## begin Supplied material

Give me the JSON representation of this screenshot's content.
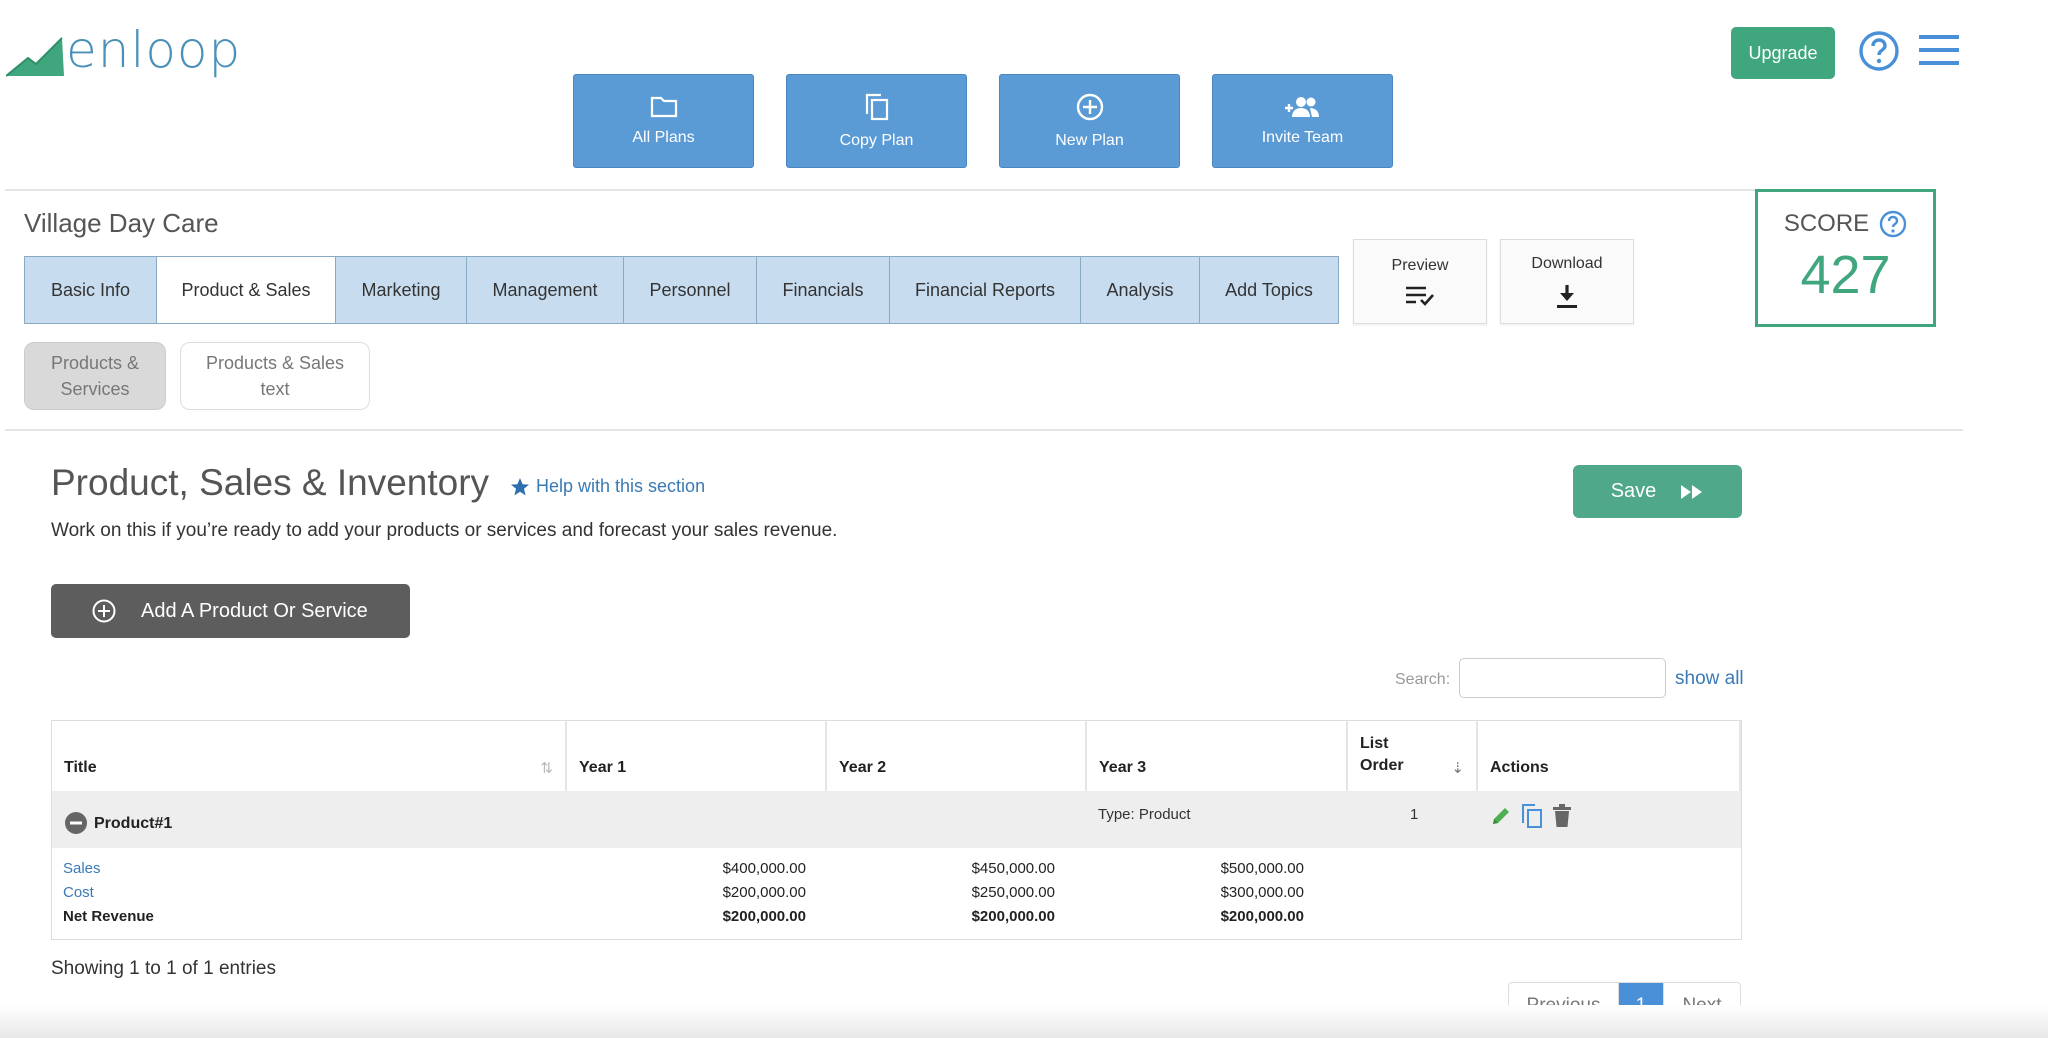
{
  "brand": {
    "logo_text": "enloop",
    "color": "#4a90b8"
  },
  "top_actions": [
    {
      "label": "All Plans",
      "icon": "folder-icon"
    },
    {
      "label": "Copy Plan",
      "icon": "copy-icon"
    },
    {
      "label": "New Plan",
      "icon": "plus-circle-icon"
    },
    {
      "label": "Invite Team",
      "icon": "group-add-icon"
    }
  ],
  "header": {
    "upgrade_label": "Upgrade"
  },
  "plan": {
    "title": "Village Day Care"
  },
  "tabs": [
    {
      "label": "Basic Info"
    },
    {
      "label": "Product & Sales",
      "active": true
    },
    {
      "label": "Marketing"
    },
    {
      "label": "Management"
    },
    {
      "label": "Personnel"
    },
    {
      "label": "Financials"
    },
    {
      "label": "Financial Reports"
    },
    {
      "label": "Analysis"
    },
    {
      "label": "Add Topics"
    }
  ],
  "preview": {
    "label": "Preview"
  },
  "download": {
    "label": "Download"
  },
  "score": {
    "label": "SCORE",
    "value": "427"
  },
  "subtabs": [
    {
      "line1": "Products &",
      "line2": "Services",
      "active": true
    },
    {
      "line1": "Products & Sales",
      "line2": "text"
    }
  ],
  "section": {
    "title": "Product, Sales & Inventory",
    "help": "Help with this section",
    "description": "Work on this if you’re ready to add your products or services and forecast your sales revenue.",
    "save_label": "Save",
    "add_label": "Add A Product Or Service"
  },
  "search": {
    "label": "Search:",
    "show_all": "show all"
  },
  "table": {
    "headers": {
      "title": "Title",
      "year1": "Year 1",
      "year2": "Year 2",
      "year3": "Year 3",
      "list_order_1": "List",
      "list_order_2": "Order",
      "actions": "Actions"
    },
    "group": {
      "name": "Product#1",
      "type": "Type: Product",
      "order": "1"
    },
    "rows": [
      {
        "label": "Sales",
        "y1": "$400,000.00",
        "y2": "$450,000.00",
        "y3": "$500,000.00"
      },
      {
        "label": "Cost",
        "y1": "$200,000.00",
        "y2": "$250,000.00",
        "y3": "$300,000.00"
      },
      {
        "label": "Net Revenue",
        "y1": "$200,000.00",
        "y2": "$200,000.00",
        "y3": "$200,000.00"
      }
    ]
  },
  "footer": {
    "showing": "Showing 1 to 1 of 1 entries"
  },
  "pagination": {
    "previous": "Previous",
    "current": "1",
    "next": "Next"
  },
  "colors": {
    "accent_green": "#3fa67e",
    "button_blue": "#5b9bd5",
    "link_blue": "#3a7ab5"
  }
}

## end Supplied material

## Set problem:
Set the entries down again exactly. Do not include the images.

## Full solution:
Give me the JSON representation of this screenshot's content.
{
  "brand": {
    "logo_text": "enloop",
    "color": "#4a90b8"
  },
  "top_actions": [
    {
      "label": "All Plans",
      "icon": "folder-icon"
    },
    {
      "label": "Copy Plan",
      "icon": "copy-icon"
    },
    {
      "label": "New Plan",
      "icon": "plus-circle-icon"
    },
    {
      "label": "Invite Team",
      "icon": "group-add-icon"
    }
  ],
  "header": {
    "upgrade_label": "Upgrade"
  },
  "plan": {
    "title": "Village Day Care"
  },
  "tabs": [
    {
      "label": "Basic Info"
    },
    {
      "label": "Product & Sales",
      "active": true
    },
    {
      "label": "Marketing"
    },
    {
      "label": "Management"
    },
    {
      "label": "Personnel"
    },
    {
      "label": "Financials"
    },
    {
      "label": "Financial Reports"
    },
    {
      "label": "Analysis"
    },
    {
      "label": "Add Topics"
    }
  ],
  "preview": {
    "label": "Preview"
  },
  "download": {
    "label": "Download"
  },
  "score": {
    "label": "SCORE",
    "value": "427"
  },
  "subtabs": [
    {
      "line1": "Products &",
      "line2": "Services",
      "active": true
    },
    {
      "line1": "Products & Sales",
      "line2": "text"
    }
  ],
  "section": {
    "title": "Product, Sales & Inventory",
    "help": "Help with this section",
    "description": "Work on this if you’re ready to add your products or services and forecast your sales revenue.",
    "save_label": "Save",
    "add_label": "Add A Product Or Service"
  },
  "search": {
    "label": "Search:",
    "show_all": "show all"
  },
  "table": {
    "headers": {
      "title": "Title",
      "year1": "Year 1",
      "year2": "Year 2",
      "year3": "Year 3",
      "list_order_1": "List",
      "list_order_2": "Order",
      "actions": "Actions"
    },
    "group": {
      "name": "Product#1",
      "type": "Type: Product",
      "order": "1"
    },
    "rows": [
      {
        "label": "Sales",
        "y1": "$400,000.00",
        "y2": "$450,000.00",
        "y3": "$500,000.00"
      },
      {
        "label": "Cost",
        "y1": "$200,000.00",
        "y2": "$250,000.00",
        "y3": "$300,000.00"
      },
      {
        "label": "Net Revenue",
        "y1": "$200,000.00",
        "y2": "$200,000.00",
        "y3": "$200,000.00"
      }
    ]
  },
  "footer": {
    "showing": "Showing 1 to 1 of 1 entries"
  },
  "pagination": {
    "previous": "Previous",
    "current": "1",
    "next": "Next"
  },
  "colors": {
    "accent_green": "#3fa67e",
    "button_blue": "#5b9bd5",
    "link_blue": "#3a7ab5"
  }
}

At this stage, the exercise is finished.